DATA FOR THIS EXERCISE:
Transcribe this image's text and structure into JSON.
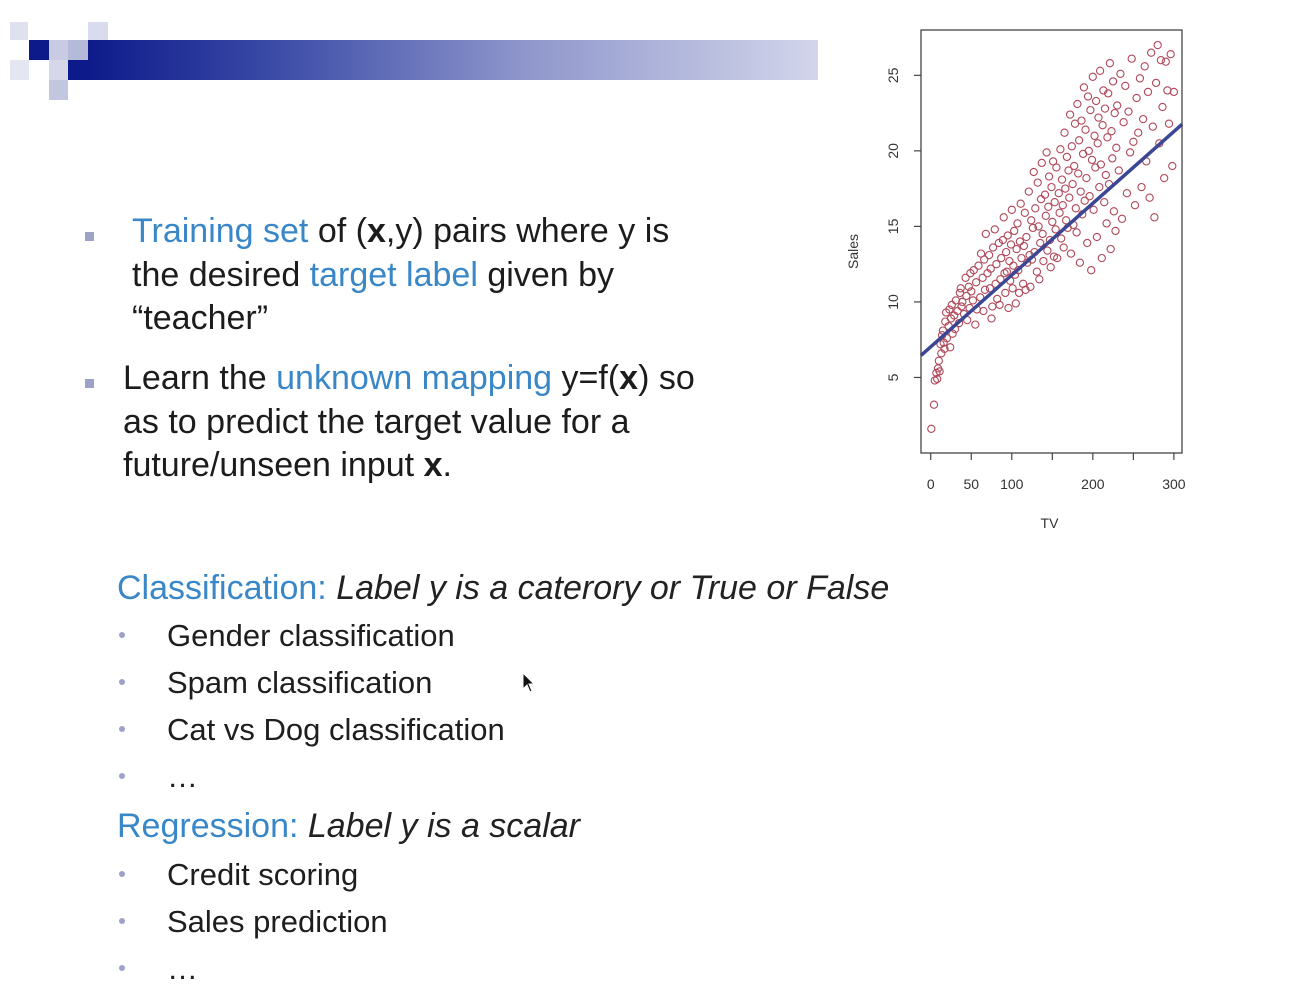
{
  "bullets": {
    "b1": {
      "hl": "Training set",
      "t1": " of (",
      "x": "x",
      "t2": ",y) pairs where y is",
      "line2_pre": "the desired ",
      "line2_hl": "target label",
      "line2_post": " given by",
      "line3": "“teacher”"
    },
    "b2": {
      "pre": "Learn the ",
      "hl": "unknown mapping",
      "mid": " y=f(",
      "x": "x",
      "post": ") so",
      "line2": "as to predict the target value for a",
      "line3_pre": "future/unseen input ",
      "line3_x": "x",
      "line3_post": "."
    }
  },
  "classification": {
    "label": "Classification:",
    "desc": " Label y is a caterory or True or False",
    "items": [
      "Gender classification",
      "Spam classification",
      "Cat vs Dog classification",
      "…"
    ]
  },
  "regression": {
    "label": "Regression:",
    "desc": " Label y is a scalar",
    "items": [
      "Credit scoring",
      "Sales prediction",
      "…"
    ]
  },
  "colors": {
    "accent_blue": "#3a87c8",
    "header_dark": "#0d1a8a",
    "point_color": "#b0485a",
    "line_color": "#3b4794"
  },
  "icons": {
    "cursor": "mouse-pointer-icon"
  },
  "chart_data": {
    "type": "scatter",
    "xlabel": "TV",
    "ylabel": "Sales",
    "xlim": [
      -12,
      310
    ],
    "ylim": [
      0,
      28
    ],
    "xticks": [
      0,
      50,
      100,
      200,
      300
    ],
    "yticks": [
      5,
      10,
      15,
      20,
      25
    ],
    "regression_line": {
      "intercept": 7.03,
      "slope": 0.0475
    },
    "points": [
      [
        0.7,
        1.6
      ],
      [
        4,
        3.2
      ],
      [
        5,
        4.8
      ],
      [
        7,
        5.3
      ],
      [
        8,
        4.9
      ],
      [
        9,
        5.6
      ],
      [
        10,
        6.1
      ],
      [
        11,
        5.4
      ],
      [
        12,
        7.2
      ],
      [
        13,
        6.6
      ],
      [
        14,
        7.8
      ],
      [
        15,
        8.1
      ],
      [
        16,
        7.3
      ],
      [
        17,
        6.9
      ],
      [
        18,
        8.7
      ],
      [
        19,
        9.3
      ],
      [
        20,
        7.6
      ],
      [
        22,
        8.4
      ],
      [
        23,
        9.5
      ],
      [
        24,
        7.0
      ],
      [
        25,
        8.9
      ],
      [
        26,
        9.8
      ],
      [
        27,
        7.9
      ],
      [
        29,
        9.1
      ],
      [
        30,
        8.2
      ],
      [
        31,
        10.1
      ],
      [
        33,
        9.4
      ],
      [
        35,
        8.6
      ],
      [
        36,
        10.6
      ],
      [
        37,
        10.9
      ],
      [
        38,
        9.7
      ],
      [
        39,
        10.0
      ],
      [
        41,
        9.2
      ],
      [
        43,
        11.6
      ],
      [
        44,
        10.4
      ],
      [
        45,
        8.8
      ],
      [
        47,
        11.0
      ],
      [
        48,
        9.6
      ],
      [
        49,
        11.9
      ],
      [
        50,
        10.7
      ],
      [
        52,
        10.1
      ],
      [
        53,
        12.1
      ],
      [
        55,
        8.5
      ],
      [
        56,
        11.3
      ],
      [
        57,
        9.5
      ],
      [
        59,
        12.4
      ],
      [
        61,
        10.3
      ],
      [
        62,
        13.2
      ],
      [
        64,
        11.6
      ],
      [
        65,
        9.4
      ],
      [
        66,
        12.8
      ],
      [
        67,
        10.8
      ],
      [
        68,
        14.5
      ],
      [
        70,
        11.9
      ],
      [
        72,
        13.1
      ],
      [
        73,
        10.9
      ],
      [
        74,
        12.2
      ],
      [
        75,
        8.9
      ],
      [
        76,
        9.7
      ],
      [
        77,
        13.6
      ],
      [
        79,
        14.8
      ],
      [
        80,
        11.2
      ],
      [
        81,
        12.5
      ],
      [
        82,
        10.2
      ],
      [
        84,
        13.9
      ],
      [
        85,
        9.8
      ],
      [
        86,
        11.5
      ],
      [
        87,
        12.9
      ],
      [
        89,
        14.1
      ],
      [
        90,
        15.6
      ],
      [
        91,
        11.9
      ],
      [
        92,
        10.6
      ],
      [
        93,
        13.3
      ],
      [
        94,
        12.0
      ],
      [
        95,
        14.4
      ],
      [
        96,
        9.6
      ],
      [
        97,
        12.7
      ],
      [
        98,
        11.4
      ],
      [
        99,
        13.8
      ],
      [
        100,
        16.1
      ],
      [
        101,
        10.9
      ],
      [
        102,
        12.4
      ],
      [
        103,
        14.7
      ],
      [
        104,
        11.8
      ],
      [
        105,
        9.9
      ],
      [
        106,
        13.5
      ],
      [
        107,
        15.2
      ],
      [
        108,
        12.1
      ],
      [
        109,
        10.6
      ],
      [
        110,
        14.0
      ],
      [
        111,
        16.5
      ],
      [
        112,
        12.9
      ],
      [
        114,
        11.2
      ],
      [
        115,
        13.7
      ],
      [
        116,
        15.9
      ],
      [
        117,
        10.8
      ],
      [
        118,
        14.3
      ],
      [
        119,
        12.6
      ],
      [
        121,
        17.3
      ],
      [
        122,
        13.1
      ],
      [
        123,
        11.0
      ],
      [
        124,
        15.4
      ],
      [
        125,
        12.8
      ],
      [
        126,
        14.9
      ],
      [
        127,
        18.6
      ],
      [
        128,
        13.3
      ],
      [
        129,
        16.2
      ],
      [
        131,
        12.0
      ],
      [
        132,
        17.9
      ],
      [
        133,
        15.0
      ],
      [
        134,
        11.5
      ],
      [
        135,
        13.9
      ],
      [
        136,
        16.8
      ],
      [
        137,
        19.2
      ],
      [
        138,
        14.5
      ],
      [
        139,
        12.7
      ],
      [
        141,
        17.1
      ],
      [
        142,
        15.7
      ],
      [
        143,
        19.9
      ],
      [
        144,
        13.4
      ],
      [
        145,
        16.3
      ],
      [
        146,
        18.3
      ],
      [
        147,
        14.1
      ],
      [
        148,
        12.3
      ],
      [
        149,
        17.6
      ],
      [
        150,
        15.3
      ],
      [
        151,
        19.3
      ],
      [
        152,
        13.0
      ],
      [
        153,
        16.6
      ],
      [
        154,
        14.8
      ],
      [
        155,
        18.9
      ],
      [
        156,
        12.9
      ],
      [
        158,
        17.2
      ],
      [
        159,
        15.9
      ],
      [
        160,
        20.1
      ],
      [
        161,
        14.2
      ],
      [
        162,
        18.1
      ],
      [
        163,
        16.4
      ],
      [
        164,
        13.6
      ],
      [
        165,
        21.2
      ],
      [
        166,
        17.5
      ],
      [
        167,
        15.4
      ],
      [
        168,
        19.6
      ],
      [
        169,
        14.9
      ],
      [
        170,
        18.7
      ],
      [
        171,
        16.9
      ],
      [
        172,
        22.4
      ],
      [
        173,
        13.2
      ],
      [
        174,
        20.3
      ],
      [
        175,
        17.8
      ],
      [
        176,
        15.1
      ],
      [
        177,
        19.0
      ],
      [
        178,
        21.8
      ],
      [
        179,
        16.2
      ],
      [
        180,
        14.6
      ],
      [
        181,
        23.1
      ],
      [
        182,
        18.5
      ],
      [
        183,
        20.7
      ],
      [
        184,
        12.6
      ],
      [
        185,
        17.3
      ],
      [
        186,
        22.0
      ],
      [
        187,
        15.8
      ],
      [
        188,
        19.8
      ],
      [
        189,
        24.2
      ],
      [
        190,
        16.7
      ],
      [
        191,
        21.4
      ],
      [
        192,
        18.2
      ],
      [
        193,
        13.9
      ],
      [
        194,
        23.6
      ],
      [
        195,
        20.0
      ],
      [
        196,
        17.0
      ],
      [
        197,
        22.7
      ],
      [
        198,
        12.1
      ],
      [
        199,
        19.4
      ],
      [
        200,
        24.9
      ],
      [
        201,
        16.1
      ],
      [
        202,
        21.0
      ],
      [
        203,
        18.9
      ],
      [
        204,
        23.3
      ],
      [
        205,
        14.3
      ],
      [
        206,
        20.5
      ],
      [
        207,
        22.2
      ],
      [
        208,
        17.6
      ],
      [
        209,
        25.3
      ],
      [
        210,
        19.1
      ],
      [
        211,
        12.9
      ],
      [
        212,
        21.7
      ],
      [
        213,
        24.0
      ],
      [
        214,
        16.6
      ],
      [
        215,
        22.8
      ],
      [
        216,
        18.4
      ],
      [
        217,
        15.2
      ],
      [
        218,
        20.9
      ],
      [
        219,
        23.8
      ],
      [
        220,
        17.8
      ],
      [
        221,
        25.8
      ],
      [
        222,
        13.5
      ],
      [
        223,
        21.3
      ],
      [
        224,
        19.5
      ],
      [
        225,
        24.6
      ],
      [
        226,
        16.0
      ],
      [
        227,
        22.5
      ],
      [
        228,
        14.7
      ],
      [
        229,
        20.2
      ],
      [
        230,
        23.0
      ],
      [
        232,
        18.7
      ],
      [
        234,
        25.1
      ],
      [
        236,
        15.5
      ],
      [
        238,
        21.9
      ],
      [
        240,
        24.3
      ],
      [
        242,
        17.2
      ],
      [
        244,
        22.6
      ],
      [
        246,
        19.9
      ],
      [
        248,
        26.1
      ],
      [
        250,
        20.6
      ],
      [
        252,
        16.4
      ],
      [
        254,
        23.5
      ],
      [
        256,
        21.2
      ],
      [
        258,
        24.8
      ],
      [
        260,
        17.6
      ],
      [
        262,
        22.1
      ],
      [
        264,
        25.6
      ],
      [
        266,
        19.3
      ],
      [
        268,
        23.9
      ],
      [
        270,
        16.9
      ],
      [
        272,
        26.5
      ],
      [
        274,
        21.6
      ],
      [
        276,
        15.6
      ],
      [
        278,
        24.5
      ],
      [
        280,
        27.0
      ],
      [
        282,
        20.5
      ],
      [
        284,
        26.0
      ],
      [
        286,
        22.9
      ],
      [
        288,
        18.2
      ],
      [
        290,
        25.9
      ],
      [
        292,
        24.0
      ],
      [
        294,
        21.8
      ],
      [
        296,
        26.4
      ],
      [
        298,
        19.0
      ],
      [
        300,
        23.9
      ]
    ]
  }
}
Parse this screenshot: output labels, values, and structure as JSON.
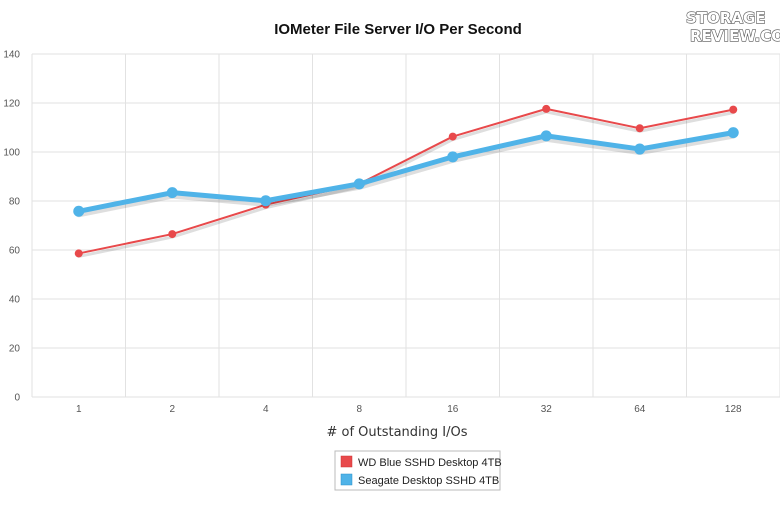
{
  "logo": {
    "line1": "STORAGE",
    "line2": "REVIEW.COM"
  },
  "chart_data": {
    "type": "line",
    "title": "IOMeter File Server I/O Per Second",
    "xlabel": "# of Outstanding I/Os",
    "ylabel": "",
    "categories": [
      "1",
      "2",
      "4",
      "8",
      "16",
      "32",
      "64",
      "128"
    ],
    "ylim": [
      0,
      140
    ],
    "yticks": [
      0,
      20,
      40,
      60,
      80,
      100,
      120,
      140
    ],
    "grid": true,
    "legend_position": "bottom-center",
    "series": [
      {
        "name": "WD Blue SSHD Desktop 4TB",
        "color": "#e8494b",
        "values": [
          58.6,
          66.5,
          78.5,
          87.0,
          106.3,
          117.6,
          109.7,
          117.3
        ]
      },
      {
        "name": "Seagate Desktop SSHD 4TB",
        "color": "#4fb3e8",
        "values": [
          75.8,
          83.4,
          80.1,
          87.0,
          98.0,
          106.6,
          101.2,
          107.9
        ]
      }
    ]
  }
}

WORK REQUIRED: The word "SSHD" appears in how many lines of the records? Give the number only.

ANSWER: 2